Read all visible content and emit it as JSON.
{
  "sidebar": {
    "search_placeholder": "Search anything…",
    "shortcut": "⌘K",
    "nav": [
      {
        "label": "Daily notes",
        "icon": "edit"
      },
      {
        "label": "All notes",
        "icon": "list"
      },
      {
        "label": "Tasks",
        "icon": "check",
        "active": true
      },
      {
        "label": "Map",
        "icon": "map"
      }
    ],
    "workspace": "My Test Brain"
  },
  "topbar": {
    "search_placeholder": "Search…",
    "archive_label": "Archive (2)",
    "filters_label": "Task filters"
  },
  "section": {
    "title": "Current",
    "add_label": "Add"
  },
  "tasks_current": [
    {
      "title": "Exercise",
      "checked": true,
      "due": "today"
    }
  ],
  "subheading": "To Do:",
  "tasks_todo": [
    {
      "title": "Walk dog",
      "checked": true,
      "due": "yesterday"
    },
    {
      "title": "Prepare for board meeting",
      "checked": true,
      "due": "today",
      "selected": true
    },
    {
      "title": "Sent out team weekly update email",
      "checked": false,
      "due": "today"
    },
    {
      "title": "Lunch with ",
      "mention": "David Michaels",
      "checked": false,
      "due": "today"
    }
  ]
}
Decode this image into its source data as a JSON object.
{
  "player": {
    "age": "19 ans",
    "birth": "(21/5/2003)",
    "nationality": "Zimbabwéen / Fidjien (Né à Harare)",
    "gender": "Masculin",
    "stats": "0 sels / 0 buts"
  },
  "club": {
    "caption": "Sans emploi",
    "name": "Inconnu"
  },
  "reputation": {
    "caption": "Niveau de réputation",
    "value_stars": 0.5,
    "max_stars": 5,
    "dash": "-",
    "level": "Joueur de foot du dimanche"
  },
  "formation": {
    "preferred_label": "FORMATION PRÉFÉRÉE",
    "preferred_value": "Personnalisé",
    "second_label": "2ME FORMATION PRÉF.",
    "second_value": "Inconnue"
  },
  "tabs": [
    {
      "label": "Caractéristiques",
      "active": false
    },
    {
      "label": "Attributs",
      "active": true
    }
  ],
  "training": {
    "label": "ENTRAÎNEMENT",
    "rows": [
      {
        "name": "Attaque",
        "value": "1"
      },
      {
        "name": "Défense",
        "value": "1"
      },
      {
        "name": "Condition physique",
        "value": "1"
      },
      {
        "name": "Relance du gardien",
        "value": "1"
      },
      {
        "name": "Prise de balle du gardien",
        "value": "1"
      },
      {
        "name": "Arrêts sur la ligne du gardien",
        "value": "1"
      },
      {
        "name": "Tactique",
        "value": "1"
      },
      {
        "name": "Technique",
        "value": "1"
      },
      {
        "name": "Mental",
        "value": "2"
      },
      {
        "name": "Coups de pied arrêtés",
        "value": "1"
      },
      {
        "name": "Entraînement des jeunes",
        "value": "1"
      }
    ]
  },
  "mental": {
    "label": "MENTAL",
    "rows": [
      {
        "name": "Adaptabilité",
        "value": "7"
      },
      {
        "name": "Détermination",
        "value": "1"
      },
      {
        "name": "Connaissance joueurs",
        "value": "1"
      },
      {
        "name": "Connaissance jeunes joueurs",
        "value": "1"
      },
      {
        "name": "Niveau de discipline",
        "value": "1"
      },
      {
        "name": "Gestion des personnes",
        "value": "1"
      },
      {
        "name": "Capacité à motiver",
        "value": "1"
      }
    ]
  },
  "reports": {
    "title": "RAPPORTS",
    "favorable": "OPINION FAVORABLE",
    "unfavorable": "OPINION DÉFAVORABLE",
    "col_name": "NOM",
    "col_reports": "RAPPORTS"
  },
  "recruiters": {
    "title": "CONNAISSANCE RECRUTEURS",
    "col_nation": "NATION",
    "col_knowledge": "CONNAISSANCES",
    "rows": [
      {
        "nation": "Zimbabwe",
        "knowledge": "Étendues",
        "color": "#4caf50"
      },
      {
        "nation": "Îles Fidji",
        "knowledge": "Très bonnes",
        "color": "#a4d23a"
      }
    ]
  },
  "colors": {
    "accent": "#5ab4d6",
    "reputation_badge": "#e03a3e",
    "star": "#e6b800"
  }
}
☆ ☆ ☆ ☆ ☆ ☆ ☆
EXERCISE REQUIREMENTS — Write out all the records above again, exactly as they stand.

CORRECT RESULT —
Read all visible content and emit it as JSON.
{
  "sidebar": {
    "search_placeholder": "Search anything…",
    "shortcut": "⌘K",
    "nav": [
      {
        "label": "Daily notes",
        "icon": "edit"
      },
      {
        "label": "All notes",
        "icon": "list"
      },
      {
        "label": "Tasks",
        "icon": "check",
        "active": true
      },
      {
        "label": "Map",
        "icon": "map"
      }
    ],
    "workspace": "My Test Brain"
  },
  "topbar": {
    "search_placeholder": "Search…",
    "archive_label": "Archive (2)",
    "filters_label": "Task filters"
  },
  "section": {
    "title": "Current",
    "add_label": "Add"
  },
  "tasks_current": [
    {
      "title": "Exercise",
      "checked": true,
      "due": "today"
    }
  ],
  "subheading": "To Do:",
  "tasks_todo": [
    {
      "title": "Walk dog",
      "checked": true,
      "due": "yesterday"
    },
    {
      "title": "Prepare for board meeting",
      "checked": true,
      "due": "today",
      "selected": true
    },
    {
      "title": "Sent out team weekly update email",
      "checked": false,
      "due": "today"
    },
    {
      "title": "Lunch with ",
      "mention": "David Michaels",
      "checked": false,
      "due": "today"
    }
  ]
}
Decode this image into its source data as a JSON object.
{
  "player": {
    "age": "19 ans",
    "birth": "(21/5/2003)",
    "nationality": "Zimbabwéen / Fidjien (Né à Harare)",
    "gender": "Masculin",
    "stats": "0 sels / 0 buts"
  },
  "club": {
    "caption": "Sans emploi",
    "name": "Inconnu"
  },
  "reputation": {
    "caption": "Niveau de réputation",
    "value_stars": 0.5,
    "max_stars": 5,
    "dash": "-",
    "level": "Joueur de foot du dimanche"
  },
  "formation": {
    "preferred_label": "FORMATION PRÉFÉRÉE",
    "preferred_value": "Personnalisé",
    "second_label": "2ME FORMATION PRÉF.",
    "second_value": "Inconnue"
  },
  "tabs": [
    {
      "label": "Caractéristiques",
      "active": false
    },
    {
      "label": "Attributs",
      "active": true
    }
  ],
  "training": {
    "label": "ENTRAÎNEMENT",
    "rows": [
      {
        "name": "Attaque",
        "value": "1"
      },
      {
        "name": "Défense",
        "value": "1"
      },
      {
        "name": "Condition physique",
        "value": "1"
      },
      {
        "name": "Relance du gardien",
        "value": "1"
      },
      {
        "name": "Prise de balle du gardien",
        "value": "1"
      },
      {
        "name": "Arrêts sur la ligne du gardien",
        "value": "1"
      },
      {
        "name": "Tactique",
        "value": "1"
      },
      {
        "name": "Technique",
        "value": "1"
      },
      {
        "name": "Mental",
        "value": "2"
      },
      {
        "name": "Coups de pied arrêtés",
        "value": "1"
      },
      {
        "name": "Entraînement des jeunes",
        "value": "1"
      }
    ]
  },
  "mental": {
    "label": "MENTAL",
    "rows": [
      {
        "name": "Adaptabilité",
        "value": "7"
      },
      {
        "name": "Détermination",
        "value": "1"
      },
      {
        "name": "Connaissance joueurs",
        "value": "1"
      },
      {
        "name": "Connaissance jeunes joueurs",
        "value": "1"
      },
      {
        "name": "Niveau de discipline",
        "value": "1"
      },
      {
        "name": "Gestion des personnes",
        "value": "1"
      },
      {
        "name": "Capacité à motiver",
        "value": "1"
      }
    ]
  },
  "reports": {
    "title": "RAPPORTS",
    "favorable": "OPINION FAVORABLE",
    "unfavorable": "OPINION DÉFAVORABLE",
    "col_name": "NOM",
    "col_reports": "RAPPORTS"
  },
  "recruiters": {
    "title": "CONNAISSANCE RECRUTEURS",
    "col_nation": "NATION",
    "col_knowledge": "CONNAISSANCES",
    "rows": [
      {
        "nation": "Zimbabwe",
        "knowledge": "Étendues",
        "color": "#4caf50"
      },
      {
        "nation": "Îles Fidji",
        "knowledge": "Très bonnes",
        "color": "#a4d23a"
      }
    ]
  },
  "colors": {
    "accent": "#5ab4d6",
    "reputation_badge": "#e03a3e",
    "star": "#e6b800"
  }
}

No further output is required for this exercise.